*** EXCERPTED DATA

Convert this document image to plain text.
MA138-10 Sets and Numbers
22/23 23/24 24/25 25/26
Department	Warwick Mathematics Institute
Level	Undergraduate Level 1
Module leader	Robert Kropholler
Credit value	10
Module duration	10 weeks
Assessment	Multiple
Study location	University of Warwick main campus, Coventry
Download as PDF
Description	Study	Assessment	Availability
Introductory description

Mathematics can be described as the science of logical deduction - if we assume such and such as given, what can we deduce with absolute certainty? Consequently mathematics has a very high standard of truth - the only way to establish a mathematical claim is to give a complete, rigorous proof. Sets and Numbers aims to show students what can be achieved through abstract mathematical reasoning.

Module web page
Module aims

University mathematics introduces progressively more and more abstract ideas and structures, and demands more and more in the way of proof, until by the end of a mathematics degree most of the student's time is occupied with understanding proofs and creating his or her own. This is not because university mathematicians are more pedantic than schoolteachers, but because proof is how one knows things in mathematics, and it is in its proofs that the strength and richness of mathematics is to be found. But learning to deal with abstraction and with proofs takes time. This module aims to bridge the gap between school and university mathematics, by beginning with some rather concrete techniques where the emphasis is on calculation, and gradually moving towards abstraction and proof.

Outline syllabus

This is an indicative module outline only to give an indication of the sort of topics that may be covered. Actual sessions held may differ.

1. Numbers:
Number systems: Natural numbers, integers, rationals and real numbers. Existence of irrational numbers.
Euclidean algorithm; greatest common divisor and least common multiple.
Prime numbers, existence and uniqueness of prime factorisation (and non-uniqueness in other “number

******

● OBJECTIVE
Transcribe the material above in its entirety. Match it exactly.

● RESPONSE BELOW
Convert this document image to plain text.
MA138-10 Sets and Numbers
22/23 23/24 24/25 25/26
Department	Warwick Mathematics Institute
Level	Undergraduate Level 1
Module leader	Robert Kropholler
Credit value	10
Module duration	10 weeks
Assessment	Multiple
Study location	University of Warwick main campus, Coventry
Download as PDF
Description	Study	Assessment	Availability
Introductory description

Mathematics can be described as the science of logical deduction - if we assume such and such as given, what can we deduce with absolute certainty? Consequently mathematics has a very high standard of truth - the only way to establish a mathematical claim is to give a complete, rigorous proof. Sets and Numbers aims to show students what can be achieved through abstract mathematical reasoning.

Module web page
Module aims

University mathematics introduces progressively more and more abstract ideas and structures, and demands more and more in the way of proof, until by the end of a mathematics degree most of the student's time is occupied with understanding proofs and creating his or her own. This is not because university mathematicians are more pedantic than schoolteachers, but because proof is how one knows things in mathematics, and it is in its proofs that the strength and richness of mathematics is to be found. But learning to deal with abstraction and with proofs takes time. This module aims to bridge the gap between school and university mathematics, by beginning with some rather concrete techniques where the emphasis is on calculation, and gradually moving towards abstraction and proof.

Outline syllabus

This is an indicative module outline only to give an indication of the sort of topics that may be covered. Actual sessions held may differ.

1. Numbers:
Number systems: Natural numbers, integers, rationals and real numbers. Existence of irrational numbers.
Euclidean algorithm; greatest common divisor and least common multiple.
Prime numbers, existence and uniqueness of prime factorisation (and non-uniqueness in other “number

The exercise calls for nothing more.